'''

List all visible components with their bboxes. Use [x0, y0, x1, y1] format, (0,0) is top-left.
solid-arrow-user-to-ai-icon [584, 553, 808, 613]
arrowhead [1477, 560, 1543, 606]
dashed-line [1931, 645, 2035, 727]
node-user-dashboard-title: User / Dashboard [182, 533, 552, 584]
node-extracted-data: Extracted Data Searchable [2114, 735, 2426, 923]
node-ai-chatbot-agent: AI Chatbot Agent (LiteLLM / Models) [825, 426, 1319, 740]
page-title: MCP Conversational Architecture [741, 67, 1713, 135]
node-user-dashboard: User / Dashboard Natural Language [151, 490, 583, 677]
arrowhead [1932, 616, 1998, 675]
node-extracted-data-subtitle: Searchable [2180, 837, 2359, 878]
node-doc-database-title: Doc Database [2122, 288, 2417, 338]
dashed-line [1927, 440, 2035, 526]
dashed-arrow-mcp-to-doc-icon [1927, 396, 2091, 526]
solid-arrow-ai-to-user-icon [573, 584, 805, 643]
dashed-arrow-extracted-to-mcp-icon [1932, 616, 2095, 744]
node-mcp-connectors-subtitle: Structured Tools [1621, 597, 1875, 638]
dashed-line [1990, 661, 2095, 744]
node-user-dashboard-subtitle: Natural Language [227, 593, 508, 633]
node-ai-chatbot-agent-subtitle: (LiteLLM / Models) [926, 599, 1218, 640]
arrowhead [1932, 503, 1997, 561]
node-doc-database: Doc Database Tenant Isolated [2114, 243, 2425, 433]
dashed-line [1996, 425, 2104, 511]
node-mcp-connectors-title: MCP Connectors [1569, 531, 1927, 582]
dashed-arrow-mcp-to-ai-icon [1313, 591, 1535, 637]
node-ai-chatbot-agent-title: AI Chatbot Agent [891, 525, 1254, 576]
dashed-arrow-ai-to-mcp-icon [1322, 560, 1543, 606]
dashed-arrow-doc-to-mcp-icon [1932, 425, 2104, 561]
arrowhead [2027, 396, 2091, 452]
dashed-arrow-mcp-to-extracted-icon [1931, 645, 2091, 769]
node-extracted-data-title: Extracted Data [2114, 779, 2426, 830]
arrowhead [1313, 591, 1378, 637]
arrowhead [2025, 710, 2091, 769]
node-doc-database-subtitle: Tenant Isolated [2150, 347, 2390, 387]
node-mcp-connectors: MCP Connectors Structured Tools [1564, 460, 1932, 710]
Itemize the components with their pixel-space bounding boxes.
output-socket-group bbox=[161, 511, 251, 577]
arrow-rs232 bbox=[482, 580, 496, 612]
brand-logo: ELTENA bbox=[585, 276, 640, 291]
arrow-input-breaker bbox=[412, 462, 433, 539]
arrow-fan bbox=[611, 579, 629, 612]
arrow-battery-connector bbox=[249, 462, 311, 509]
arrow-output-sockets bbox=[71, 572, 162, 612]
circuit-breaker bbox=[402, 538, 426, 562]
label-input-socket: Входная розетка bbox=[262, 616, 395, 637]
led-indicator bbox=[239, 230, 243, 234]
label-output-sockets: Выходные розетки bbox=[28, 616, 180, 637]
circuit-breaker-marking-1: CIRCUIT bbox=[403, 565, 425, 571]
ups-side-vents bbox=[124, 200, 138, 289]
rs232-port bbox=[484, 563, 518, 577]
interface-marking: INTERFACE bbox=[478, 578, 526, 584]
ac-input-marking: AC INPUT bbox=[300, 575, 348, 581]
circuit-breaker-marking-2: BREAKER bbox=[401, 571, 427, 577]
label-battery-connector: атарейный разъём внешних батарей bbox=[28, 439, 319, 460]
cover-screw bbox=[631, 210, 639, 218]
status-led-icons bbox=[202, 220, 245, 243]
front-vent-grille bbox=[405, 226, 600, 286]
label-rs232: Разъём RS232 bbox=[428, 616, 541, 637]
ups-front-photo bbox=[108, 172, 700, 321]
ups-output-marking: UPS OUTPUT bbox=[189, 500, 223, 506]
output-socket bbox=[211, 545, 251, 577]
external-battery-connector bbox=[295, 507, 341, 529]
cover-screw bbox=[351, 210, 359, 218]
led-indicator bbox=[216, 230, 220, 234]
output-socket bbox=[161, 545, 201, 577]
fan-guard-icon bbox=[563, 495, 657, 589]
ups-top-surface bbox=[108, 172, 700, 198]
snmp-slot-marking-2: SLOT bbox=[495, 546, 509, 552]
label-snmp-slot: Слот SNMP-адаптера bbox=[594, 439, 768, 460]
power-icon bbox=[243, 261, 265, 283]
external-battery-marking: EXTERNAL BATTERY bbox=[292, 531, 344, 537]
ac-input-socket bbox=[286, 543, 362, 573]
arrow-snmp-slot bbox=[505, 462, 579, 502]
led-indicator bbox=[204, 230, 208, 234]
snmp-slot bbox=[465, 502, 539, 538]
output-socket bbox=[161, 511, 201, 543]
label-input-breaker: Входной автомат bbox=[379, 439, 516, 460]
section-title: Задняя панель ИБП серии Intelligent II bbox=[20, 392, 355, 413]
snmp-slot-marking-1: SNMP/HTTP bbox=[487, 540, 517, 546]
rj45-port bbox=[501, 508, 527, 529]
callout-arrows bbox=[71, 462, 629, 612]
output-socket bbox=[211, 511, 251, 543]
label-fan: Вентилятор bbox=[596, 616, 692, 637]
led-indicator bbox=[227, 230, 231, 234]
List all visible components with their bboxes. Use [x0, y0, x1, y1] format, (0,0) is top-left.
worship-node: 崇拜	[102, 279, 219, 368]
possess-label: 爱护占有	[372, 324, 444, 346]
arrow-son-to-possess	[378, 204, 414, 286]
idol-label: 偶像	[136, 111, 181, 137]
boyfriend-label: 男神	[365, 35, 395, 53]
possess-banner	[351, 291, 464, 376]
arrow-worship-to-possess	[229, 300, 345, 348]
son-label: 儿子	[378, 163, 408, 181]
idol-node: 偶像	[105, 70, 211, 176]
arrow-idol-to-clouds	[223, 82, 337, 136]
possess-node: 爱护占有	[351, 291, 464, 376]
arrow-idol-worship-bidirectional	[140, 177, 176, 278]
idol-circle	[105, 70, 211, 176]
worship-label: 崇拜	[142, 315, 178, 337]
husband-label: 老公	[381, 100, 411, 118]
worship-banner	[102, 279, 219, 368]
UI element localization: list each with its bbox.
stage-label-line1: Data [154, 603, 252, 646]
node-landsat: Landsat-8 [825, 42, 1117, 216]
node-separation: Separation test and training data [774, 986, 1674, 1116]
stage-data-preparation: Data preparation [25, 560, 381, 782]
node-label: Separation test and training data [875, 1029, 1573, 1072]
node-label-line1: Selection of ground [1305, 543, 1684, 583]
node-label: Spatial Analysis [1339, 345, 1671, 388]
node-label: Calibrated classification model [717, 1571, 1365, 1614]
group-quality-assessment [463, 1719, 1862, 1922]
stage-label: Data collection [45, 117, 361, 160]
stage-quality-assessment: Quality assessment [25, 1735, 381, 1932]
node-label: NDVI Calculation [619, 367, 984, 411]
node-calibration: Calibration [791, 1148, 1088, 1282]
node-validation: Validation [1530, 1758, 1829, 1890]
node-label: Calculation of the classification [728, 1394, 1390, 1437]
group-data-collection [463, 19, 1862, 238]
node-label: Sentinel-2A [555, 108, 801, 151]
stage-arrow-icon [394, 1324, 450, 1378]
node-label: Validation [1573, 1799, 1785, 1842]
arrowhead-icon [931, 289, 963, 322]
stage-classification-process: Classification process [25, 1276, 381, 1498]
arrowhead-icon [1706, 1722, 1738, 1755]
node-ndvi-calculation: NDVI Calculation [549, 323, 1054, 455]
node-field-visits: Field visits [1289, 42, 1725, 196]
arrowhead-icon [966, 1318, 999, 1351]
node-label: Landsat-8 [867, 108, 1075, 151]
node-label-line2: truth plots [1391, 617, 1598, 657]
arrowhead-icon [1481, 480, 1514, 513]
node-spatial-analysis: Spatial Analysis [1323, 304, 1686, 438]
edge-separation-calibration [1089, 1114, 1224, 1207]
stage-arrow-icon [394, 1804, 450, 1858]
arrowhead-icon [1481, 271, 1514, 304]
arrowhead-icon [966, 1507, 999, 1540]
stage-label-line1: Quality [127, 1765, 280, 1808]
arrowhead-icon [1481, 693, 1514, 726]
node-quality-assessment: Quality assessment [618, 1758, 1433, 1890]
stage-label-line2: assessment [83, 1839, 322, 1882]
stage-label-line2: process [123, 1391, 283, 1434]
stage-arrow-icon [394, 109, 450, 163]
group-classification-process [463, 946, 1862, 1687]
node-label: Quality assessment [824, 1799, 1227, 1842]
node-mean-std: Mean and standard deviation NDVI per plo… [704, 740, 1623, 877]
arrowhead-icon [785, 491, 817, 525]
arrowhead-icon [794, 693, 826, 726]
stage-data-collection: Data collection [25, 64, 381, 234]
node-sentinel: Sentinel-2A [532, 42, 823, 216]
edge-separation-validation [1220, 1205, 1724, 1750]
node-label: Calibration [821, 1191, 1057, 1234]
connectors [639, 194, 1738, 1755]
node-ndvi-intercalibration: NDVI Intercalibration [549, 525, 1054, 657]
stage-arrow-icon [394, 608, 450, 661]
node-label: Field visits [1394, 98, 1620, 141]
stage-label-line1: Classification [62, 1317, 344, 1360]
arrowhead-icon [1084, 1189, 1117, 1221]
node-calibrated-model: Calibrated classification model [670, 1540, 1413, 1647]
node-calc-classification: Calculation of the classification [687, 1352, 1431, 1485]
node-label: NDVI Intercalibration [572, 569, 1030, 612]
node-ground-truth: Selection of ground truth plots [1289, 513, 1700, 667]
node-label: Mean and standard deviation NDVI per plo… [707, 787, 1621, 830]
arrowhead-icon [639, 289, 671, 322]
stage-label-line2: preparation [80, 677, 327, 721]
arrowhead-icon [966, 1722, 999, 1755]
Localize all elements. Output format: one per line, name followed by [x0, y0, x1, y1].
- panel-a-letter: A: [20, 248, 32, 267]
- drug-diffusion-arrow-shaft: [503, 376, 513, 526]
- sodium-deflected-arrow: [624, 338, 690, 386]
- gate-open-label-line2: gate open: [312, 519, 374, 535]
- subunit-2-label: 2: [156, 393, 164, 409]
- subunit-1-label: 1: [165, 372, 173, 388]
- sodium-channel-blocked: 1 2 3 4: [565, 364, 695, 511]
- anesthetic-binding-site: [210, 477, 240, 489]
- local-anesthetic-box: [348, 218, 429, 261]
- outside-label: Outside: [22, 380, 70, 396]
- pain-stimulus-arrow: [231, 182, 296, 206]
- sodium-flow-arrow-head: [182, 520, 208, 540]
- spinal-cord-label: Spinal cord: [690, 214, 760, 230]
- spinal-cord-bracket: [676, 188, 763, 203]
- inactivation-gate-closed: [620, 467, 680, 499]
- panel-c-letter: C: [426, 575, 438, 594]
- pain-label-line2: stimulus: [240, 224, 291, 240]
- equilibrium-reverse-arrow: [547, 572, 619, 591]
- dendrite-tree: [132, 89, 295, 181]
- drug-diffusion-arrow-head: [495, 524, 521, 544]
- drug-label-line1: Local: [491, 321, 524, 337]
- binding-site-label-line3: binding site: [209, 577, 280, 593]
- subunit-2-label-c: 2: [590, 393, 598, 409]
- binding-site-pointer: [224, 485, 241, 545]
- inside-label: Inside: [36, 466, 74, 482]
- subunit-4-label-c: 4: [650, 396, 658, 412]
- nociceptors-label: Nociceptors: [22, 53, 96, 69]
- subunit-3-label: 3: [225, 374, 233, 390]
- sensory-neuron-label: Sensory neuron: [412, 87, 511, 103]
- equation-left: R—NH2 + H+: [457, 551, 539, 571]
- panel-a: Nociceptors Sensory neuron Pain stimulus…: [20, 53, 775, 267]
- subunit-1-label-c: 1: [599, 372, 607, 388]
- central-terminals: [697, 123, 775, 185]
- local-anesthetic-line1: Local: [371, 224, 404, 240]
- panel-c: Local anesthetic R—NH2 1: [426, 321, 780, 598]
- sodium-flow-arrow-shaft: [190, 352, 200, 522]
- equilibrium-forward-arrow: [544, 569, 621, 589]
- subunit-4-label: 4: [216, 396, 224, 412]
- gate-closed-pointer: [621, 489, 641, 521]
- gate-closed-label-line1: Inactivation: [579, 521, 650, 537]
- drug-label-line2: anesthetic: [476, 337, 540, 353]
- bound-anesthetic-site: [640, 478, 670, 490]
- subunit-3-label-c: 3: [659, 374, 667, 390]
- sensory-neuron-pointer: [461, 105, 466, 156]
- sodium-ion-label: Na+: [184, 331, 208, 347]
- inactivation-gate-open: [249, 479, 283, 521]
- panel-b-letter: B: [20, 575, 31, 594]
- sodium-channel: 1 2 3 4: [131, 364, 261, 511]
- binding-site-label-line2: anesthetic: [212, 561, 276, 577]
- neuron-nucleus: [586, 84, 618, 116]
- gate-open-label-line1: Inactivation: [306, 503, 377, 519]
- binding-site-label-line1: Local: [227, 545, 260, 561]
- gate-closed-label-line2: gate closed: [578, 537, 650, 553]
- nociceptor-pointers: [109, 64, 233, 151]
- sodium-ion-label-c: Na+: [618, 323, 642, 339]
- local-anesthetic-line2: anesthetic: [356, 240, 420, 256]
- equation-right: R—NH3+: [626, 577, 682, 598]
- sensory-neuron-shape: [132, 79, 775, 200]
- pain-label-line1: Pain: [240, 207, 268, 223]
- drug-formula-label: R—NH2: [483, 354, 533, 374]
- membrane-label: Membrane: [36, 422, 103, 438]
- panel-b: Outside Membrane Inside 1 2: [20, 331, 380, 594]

'''

SHORT PROBLEM —
Could you list the items as a numbered list, from the start of the items up to and including the line with "Itemize the components", leaving out blank lines?

THE SOLUTION —
1. List all visible components with their bboxes. Use [x0, y0, x1, y1] format, (0,0) is top-left.
2. solid-arrow-user-to-ai-icon [584, 553, 808, 613]
3. arrowhead [1477, 560, 1543, 606]
4. dashed-line [1931, 645, 2035, 727]
5. node-user-dashboard-title: User / Dashboard [182, 533, 552, 584]
6. node-extracted-data: Extracted Data Searchable [2114, 735, 2426, 923]
7. node-ai-chatbot-agent: AI Chatbot Agent (LiteLLM / Models) [825, 426, 1319, 740]
8. page-title: MCP Conversational Architecture [741, 67, 1713, 135]
9. node-user-dashboard: User / Dashboard Natural Language [151, 490, 583, 677]
10. arrowhead [1932, 616, 1998, 675]
11. node-extracted-data-subtitle: Searchable [2180, 837, 2359, 878]
12. node-doc-database-title: Doc Database [2122, 288, 2417, 338]
13. dashed-line [1927, 440, 2035, 526]
14. dashed-arrow-mcp-to-doc-icon [1927, 396, 2091, 526]
15. solid-arrow-ai-to-user-icon [573, 584, 805, 643]
16. dashed-arrow-extracted-to-mcp-icon [1932, 616, 2095, 744]
17. node-mcp-connectors-subtitle: Structured Tools [1621, 597, 1875, 638]
18. dashed-line [1990, 661, 2095, 744]
19. node-user-dashboard-subtitle: Natural Language [227, 593, 508, 633]
20. node-ai-chatbot-agent-subtitle: (LiteLLM / Models) [926, 599, 1218, 640]
21. arrowhead [1932, 503, 1997, 561]
22. node-doc-database: Doc Database Tenant Isolated [2114, 243, 2425, 433]
23. dashed-line [1996, 425, 2104, 511]
24. node-mcp-connectors-title: MCP Connectors [1569, 531, 1927, 582]
25. dashed-arrow-mcp-to-ai-icon [1313, 591, 1535, 637]
26. node-ai-chatbot-agent-title: AI Chatbot Agent [891, 525, 1254, 576]
27. dashed-arrow-ai-to-mcp-icon [1322, 560, 1543, 606]
28. dashed-arrow-doc-to-mcp-icon [1932, 425, 2104, 561]
29. arrowhead [2027, 396, 2091, 452]
30. dashed-arrow-mcp-to-extracted-icon [1931, 645, 2091, 769]
31. node-extracted-data-title: Extracted Data [2114, 779, 2426, 830]
32. arrowhead [1313, 591, 1378, 637]
33. arrowhead [2025, 710, 2091, 769]
34. node-doc-database-subtitle: Tenant Isolated [2150, 347, 2390, 387]
35. node-mcp-connectors: MCP Connectors Structured Tools [1564, 460, 1932, 710]
36. Itemize the components with their pixel-space bounding boxes.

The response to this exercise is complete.